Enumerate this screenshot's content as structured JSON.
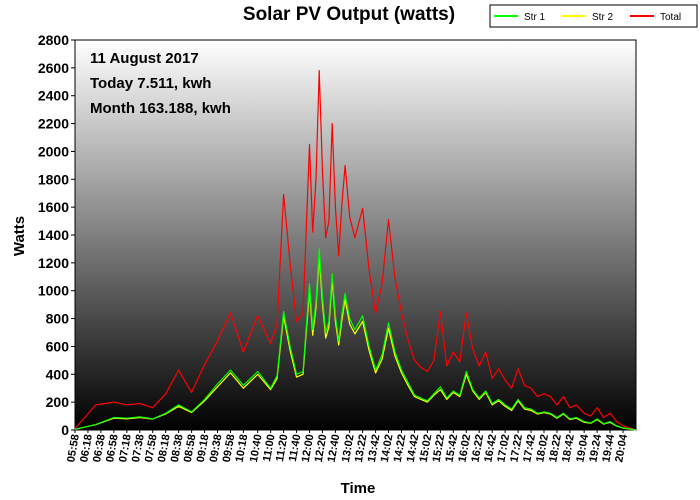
{
  "chart_data": {
    "type": "line",
    "title": "Solar PV Output (watts)",
    "xlabel": "Time",
    "ylabel": "Watts",
    "ylim": [
      0,
      2800
    ],
    "yticks": [
      0,
      200,
      400,
      600,
      800,
      1000,
      1200,
      1400,
      1600,
      1800,
      2000,
      2200,
      2400,
      2600,
      2800
    ],
    "xlim": [
      "05:58",
      "20:24"
    ],
    "xticks": [
      "05:58",
      "06:18",
      "06:38",
      "06:58",
      "07:18",
      "07:38",
      "07:58",
      "08:18",
      "08:38",
      "08:58",
      "09:18",
      "09:38",
      "09:58",
      "10:18",
      "10:40",
      "11:00",
      "11:20",
      "11:40",
      "12:00",
      "12:20",
      "12:40",
      "13:02",
      "13:22",
      "13:42",
      "14:02",
      "14:22",
      "14:42",
      "15:02",
      "15:22",
      "15:42",
      "16:02",
      "16:22",
      "16:42",
      "17:02",
      "17:22",
      "17:42",
      "18:02",
      "18:22",
      "18:42",
      "19:04",
      "19:24",
      "19:44",
      "20:04"
    ],
    "annotations": [
      "11 August 2017",
      "Today 7.511, kwh",
      "Month 163.188, kwh"
    ],
    "legend_position": "top-right",
    "grid": false,
    "series": [
      {
        "name": "Str 1",
        "color": "#00ff00",
        "x": [
          "05:58",
          "06:30",
          "06:58",
          "07:18",
          "07:38",
          "07:58",
          "08:18",
          "08:38",
          "08:58",
          "09:18",
          "09:38",
          "09:58",
          "10:18",
          "10:40",
          "11:00",
          "11:10",
          "11:20",
          "11:30",
          "11:40",
          "11:50",
          "12:00",
          "12:05",
          "12:10",
          "12:15",
          "12:20",
          "12:25",
          "12:30",
          "12:35",
          "12:40",
          "12:45",
          "12:50",
          "12:55",
          "13:02",
          "13:10",
          "13:22",
          "13:32",
          "13:42",
          "13:52",
          "14:02",
          "14:12",
          "14:22",
          "14:32",
          "14:42",
          "14:52",
          "15:02",
          "15:12",
          "15:22",
          "15:32",
          "15:42",
          "15:52",
          "16:02",
          "16:12",
          "16:22",
          "16:32",
          "16:42",
          "16:52",
          "17:02",
          "17:12",
          "17:22",
          "17:32",
          "17:42",
          "17:52",
          "18:02",
          "18:12",
          "18:22",
          "18:32",
          "18:42",
          "18:52",
          "19:04",
          "19:14",
          "19:24",
          "19:34",
          "19:44",
          "19:54",
          "20:04",
          "20:14",
          "20:24"
        ],
        "values": [
          5,
          40,
          90,
          85,
          95,
          80,
          120,
          180,
          130,
          220,
          330,
          430,
          320,
          420,
          300,
          390,
          850,
          600,
          400,
          420,
          1050,
          720,
          920,
          1300,
          950,
          700,
          780,
          1120,
          820,
          640,
          830,
          980,
          800,
          720,
          820,
          600,
          430,
          540,
          770,
          560,
          430,
          340,
          250,
          230,
          210,
          260,
          310,
          230,
          280,
          250,
          420,
          290,
          230,
          280,
          190,
          220,
          180,
          150,
          220,
          160,
          150,
          120,
          130,
          120,
          90,
          120,
          80,
          90,
          60,
          50,
          80,
          45,
          60,
          30,
          15,
          8,
          0
        ]
      },
      {
        "name": "Str 2",
        "color": "#ffff00",
        "x": [
          "05:58",
          "06:30",
          "06:58",
          "07:18",
          "07:38",
          "07:58",
          "08:18",
          "08:38",
          "08:58",
          "09:18",
          "09:38",
          "09:58",
          "10:18",
          "10:40",
          "11:00",
          "11:10",
          "11:20",
          "11:30",
          "11:40",
          "11:50",
          "12:00",
          "12:05",
          "12:10",
          "12:15",
          "12:20",
          "12:25",
          "12:30",
          "12:35",
          "12:40",
          "12:45",
          "12:50",
          "12:55",
          "13:02",
          "13:10",
          "13:22",
          "13:32",
          "13:42",
          "13:52",
          "14:02",
          "14:12",
          "14:22",
          "14:32",
          "14:42",
          "14:52",
          "15:02",
          "15:12",
          "15:22",
          "15:32",
          "15:42",
          "15:52",
          "16:02",
          "16:12",
          "16:22",
          "16:32",
          "16:42",
          "16:52",
          "17:02",
          "17:12",
          "17:22",
          "17:32",
          "17:42",
          "17:52",
          "18:02",
          "18:12",
          "18:22",
          "18:32",
          "18:42",
          "18:52",
          "19:04",
          "19:14",
          "19:24",
          "19:34",
          "19:44",
          "19:54",
          "20:04",
          "20:14",
          "20:24"
        ],
        "values": [
          5,
          38,
          85,
          80,
          90,
          78,
          115,
          170,
          125,
          210,
          310,
          410,
          300,
          400,
          290,
          370,
          820,
          570,
          380,
          400,
          1000,
          680,
          880,
          1250,
          900,
          660,
          740,
          1080,
          780,
          610,
          790,
          940,
          760,
          690,
          780,
          570,
          410,
          510,
          730,
          530,
          410,
          320,
          240,
          220,
          200,
          250,
          290,
          220,
          270,
          240,
          400,
          280,
          220,
          270,
          180,
          210,
          170,
          140,
          210,
          150,
          140,
          115,
          125,
          115,
          85,
          115,
          75,
          85,
          55,
          48,
          75,
          42,
          55,
          28,
          14,
          7,
          0
        ]
      },
      {
        "name": "Total",
        "color": "#ff0000",
        "x": [
          "05:58",
          "06:30",
          "06:58",
          "07:18",
          "07:38",
          "07:58",
          "08:18",
          "08:38",
          "08:58",
          "09:18",
          "09:38",
          "09:58",
          "10:18",
          "10:40",
          "11:00",
          "11:10",
          "11:20",
          "11:30",
          "11:40",
          "11:50",
          "12:00",
          "12:05",
          "12:10",
          "12:15",
          "12:20",
          "12:25",
          "12:30",
          "12:35",
          "12:40",
          "12:45",
          "12:50",
          "12:55",
          "13:02",
          "13:10",
          "13:22",
          "13:32",
          "13:42",
          "13:52",
          "14:02",
          "14:12",
          "14:22",
          "14:32",
          "14:42",
          "14:52",
          "15:02",
          "15:12",
          "15:22",
          "15:32",
          "15:42",
          "15:52",
          "16:02",
          "16:12",
          "16:22",
          "16:32",
          "16:42",
          "16:52",
          "17:02",
          "17:12",
          "17:22",
          "17:32",
          "17:42",
          "17:52",
          "18:02",
          "18:12",
          "18:22",
          "18:32",
          "18:42",
          "18:52",
          "19:04",
          "19:14",
          "19:24",
          "19:34",
          "19:44",
          "19:54",
          "20:04",
          "20:14",
          "20:24"
        ],
        "values": [
          10,
          180,
          200,
          180,
          190,
          160,
          260,
          430,
          270,
          470,
          640,
          840,
          560,
          820,
          620,
          760,
          1690,
          1200,
          780,
          830,
          2050,
          1420,
          1800,
          2580,
          1850,
          1380,
          1500,
          2200,
          1600,
          1250,
          1620,
          1900,
          1530,
          1380,
          1590,
          1150,
          840,
          1050,
          1510,
          1090,
          840,
          650,
          500,
          450,
          420,
          500,
          850,
          460,
          560,
          490,
          840,
          580,
          460,
          560,
          370,
          440,
          360,
          300,
          440,
          320,
          300,
          240,
          260,
          240,
          180,
          240,
          160,
          180,
          120,
          100,
          160,
          90,
          120,
          60,
          30,
          16,
          0
        ]
      }
    ]
  }
}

**********

Report each line of the material above where the word "color" appears.

        "color": "#00ff00",
        "color": "#ffff00",
        "color": "#ff0000",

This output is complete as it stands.